[Exercise] Wherever the string "decir" occurs in a line of these records, report that line.

[Source records]

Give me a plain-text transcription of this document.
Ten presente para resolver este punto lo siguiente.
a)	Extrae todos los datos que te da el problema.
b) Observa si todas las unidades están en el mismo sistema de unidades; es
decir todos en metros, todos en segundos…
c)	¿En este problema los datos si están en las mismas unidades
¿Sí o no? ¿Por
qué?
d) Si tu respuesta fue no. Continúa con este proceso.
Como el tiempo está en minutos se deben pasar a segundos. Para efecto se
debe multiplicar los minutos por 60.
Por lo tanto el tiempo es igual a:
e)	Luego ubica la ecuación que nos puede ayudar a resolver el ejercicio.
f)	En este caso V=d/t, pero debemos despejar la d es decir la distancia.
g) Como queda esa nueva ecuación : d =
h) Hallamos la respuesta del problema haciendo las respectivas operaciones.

[Written reply]
decir todos en metros, todos en segundos…
f)	En este caso V=d/t, pero debemos despejar la d es decir la distancia.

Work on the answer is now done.